Dataset rows about figures ▸

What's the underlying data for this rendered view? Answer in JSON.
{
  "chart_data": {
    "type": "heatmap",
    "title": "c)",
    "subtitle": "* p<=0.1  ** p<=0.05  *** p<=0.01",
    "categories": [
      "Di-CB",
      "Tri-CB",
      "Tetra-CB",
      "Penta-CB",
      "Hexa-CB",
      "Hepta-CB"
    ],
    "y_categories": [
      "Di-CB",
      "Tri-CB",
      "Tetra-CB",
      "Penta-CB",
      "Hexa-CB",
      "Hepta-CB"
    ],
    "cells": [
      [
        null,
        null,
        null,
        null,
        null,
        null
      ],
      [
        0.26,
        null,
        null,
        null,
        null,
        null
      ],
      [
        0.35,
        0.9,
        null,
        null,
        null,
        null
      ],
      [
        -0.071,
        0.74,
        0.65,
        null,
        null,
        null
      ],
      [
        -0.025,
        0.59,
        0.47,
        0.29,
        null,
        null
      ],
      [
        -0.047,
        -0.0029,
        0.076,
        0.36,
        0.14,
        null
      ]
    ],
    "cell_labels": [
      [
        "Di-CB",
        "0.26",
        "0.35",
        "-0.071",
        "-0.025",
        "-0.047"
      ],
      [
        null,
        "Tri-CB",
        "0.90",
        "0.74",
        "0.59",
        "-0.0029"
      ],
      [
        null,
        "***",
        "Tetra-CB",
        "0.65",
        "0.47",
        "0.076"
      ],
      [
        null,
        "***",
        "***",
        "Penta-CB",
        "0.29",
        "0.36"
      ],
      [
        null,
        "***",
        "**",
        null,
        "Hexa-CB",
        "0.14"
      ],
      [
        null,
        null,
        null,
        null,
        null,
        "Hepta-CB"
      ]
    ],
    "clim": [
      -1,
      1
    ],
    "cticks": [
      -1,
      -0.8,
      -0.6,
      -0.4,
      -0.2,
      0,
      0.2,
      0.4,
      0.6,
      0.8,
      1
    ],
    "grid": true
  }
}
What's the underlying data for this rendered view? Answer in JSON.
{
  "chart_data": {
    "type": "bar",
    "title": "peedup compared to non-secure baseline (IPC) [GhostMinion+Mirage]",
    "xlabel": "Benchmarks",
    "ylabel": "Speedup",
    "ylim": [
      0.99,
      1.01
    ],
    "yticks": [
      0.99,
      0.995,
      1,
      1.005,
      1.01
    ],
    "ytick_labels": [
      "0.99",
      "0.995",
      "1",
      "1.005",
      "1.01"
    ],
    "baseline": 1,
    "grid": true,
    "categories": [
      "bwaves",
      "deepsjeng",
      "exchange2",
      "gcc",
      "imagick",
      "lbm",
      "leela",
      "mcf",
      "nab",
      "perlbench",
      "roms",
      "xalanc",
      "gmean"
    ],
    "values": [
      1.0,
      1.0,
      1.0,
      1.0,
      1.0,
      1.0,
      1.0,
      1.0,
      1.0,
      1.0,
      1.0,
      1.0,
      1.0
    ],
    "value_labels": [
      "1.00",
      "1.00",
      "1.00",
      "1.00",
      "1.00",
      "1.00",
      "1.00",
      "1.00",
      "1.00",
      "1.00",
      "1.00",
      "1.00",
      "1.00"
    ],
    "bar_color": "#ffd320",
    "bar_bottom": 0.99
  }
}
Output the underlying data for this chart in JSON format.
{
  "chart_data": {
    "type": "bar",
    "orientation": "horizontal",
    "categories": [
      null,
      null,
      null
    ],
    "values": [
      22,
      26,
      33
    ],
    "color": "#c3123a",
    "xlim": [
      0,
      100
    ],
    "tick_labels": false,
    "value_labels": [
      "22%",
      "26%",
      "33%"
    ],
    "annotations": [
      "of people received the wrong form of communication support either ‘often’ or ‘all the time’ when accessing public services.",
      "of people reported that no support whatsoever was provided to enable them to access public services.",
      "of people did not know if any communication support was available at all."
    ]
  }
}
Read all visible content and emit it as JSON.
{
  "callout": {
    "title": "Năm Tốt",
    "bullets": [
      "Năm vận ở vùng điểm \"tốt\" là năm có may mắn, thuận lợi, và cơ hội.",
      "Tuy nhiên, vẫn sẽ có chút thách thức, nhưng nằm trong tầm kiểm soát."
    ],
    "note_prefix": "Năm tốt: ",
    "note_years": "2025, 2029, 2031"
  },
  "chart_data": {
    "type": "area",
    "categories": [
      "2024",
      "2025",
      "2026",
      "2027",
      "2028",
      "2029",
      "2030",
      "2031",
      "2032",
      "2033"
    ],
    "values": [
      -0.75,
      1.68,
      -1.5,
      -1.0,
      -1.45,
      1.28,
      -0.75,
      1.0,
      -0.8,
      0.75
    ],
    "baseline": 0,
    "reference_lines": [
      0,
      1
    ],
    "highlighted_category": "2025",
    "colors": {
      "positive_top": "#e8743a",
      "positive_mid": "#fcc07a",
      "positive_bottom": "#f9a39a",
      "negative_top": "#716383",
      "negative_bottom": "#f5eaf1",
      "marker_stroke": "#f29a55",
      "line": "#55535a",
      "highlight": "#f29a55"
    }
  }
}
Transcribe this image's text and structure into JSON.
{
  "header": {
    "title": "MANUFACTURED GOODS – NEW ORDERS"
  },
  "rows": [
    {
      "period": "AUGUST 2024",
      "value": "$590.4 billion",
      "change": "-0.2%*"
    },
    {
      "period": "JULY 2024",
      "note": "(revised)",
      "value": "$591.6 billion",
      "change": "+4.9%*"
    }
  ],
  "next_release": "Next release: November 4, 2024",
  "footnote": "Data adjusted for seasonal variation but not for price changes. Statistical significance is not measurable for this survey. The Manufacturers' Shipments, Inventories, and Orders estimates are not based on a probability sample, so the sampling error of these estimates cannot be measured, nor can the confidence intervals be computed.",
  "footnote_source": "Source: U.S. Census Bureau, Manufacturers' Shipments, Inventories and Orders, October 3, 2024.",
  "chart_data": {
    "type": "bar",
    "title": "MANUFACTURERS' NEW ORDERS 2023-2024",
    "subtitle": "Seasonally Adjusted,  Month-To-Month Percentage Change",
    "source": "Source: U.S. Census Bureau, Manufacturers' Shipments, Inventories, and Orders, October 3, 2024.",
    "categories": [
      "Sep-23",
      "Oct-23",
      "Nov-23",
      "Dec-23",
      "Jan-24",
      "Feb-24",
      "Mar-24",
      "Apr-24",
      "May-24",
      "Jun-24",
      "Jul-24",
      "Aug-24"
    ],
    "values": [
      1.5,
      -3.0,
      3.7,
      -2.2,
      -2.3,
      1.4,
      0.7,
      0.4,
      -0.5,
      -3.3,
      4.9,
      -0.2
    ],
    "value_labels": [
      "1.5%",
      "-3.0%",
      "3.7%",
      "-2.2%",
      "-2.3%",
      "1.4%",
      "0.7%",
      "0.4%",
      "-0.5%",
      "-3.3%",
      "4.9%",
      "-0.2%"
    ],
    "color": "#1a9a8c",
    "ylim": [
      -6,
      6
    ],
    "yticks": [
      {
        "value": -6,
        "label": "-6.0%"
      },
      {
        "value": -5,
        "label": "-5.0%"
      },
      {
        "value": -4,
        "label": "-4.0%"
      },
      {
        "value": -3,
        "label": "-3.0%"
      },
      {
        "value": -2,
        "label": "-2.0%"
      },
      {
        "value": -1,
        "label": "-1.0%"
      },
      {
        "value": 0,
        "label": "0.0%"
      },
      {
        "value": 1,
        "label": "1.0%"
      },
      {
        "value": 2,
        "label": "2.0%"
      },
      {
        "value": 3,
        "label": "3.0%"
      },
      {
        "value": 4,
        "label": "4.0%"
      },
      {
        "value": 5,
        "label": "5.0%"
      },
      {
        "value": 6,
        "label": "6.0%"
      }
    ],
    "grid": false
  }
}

PROBLEM DESCRIPTION ▸
Which lines contain the word "services"? Copy each of them.

WORKED SOLUTION ▸
      "of people received the wrong form of communication support either ‘often’ or ‘all the time’ when accessing public services.",
      "of people reported that no support whatsoever was provided to enable them to access public services.",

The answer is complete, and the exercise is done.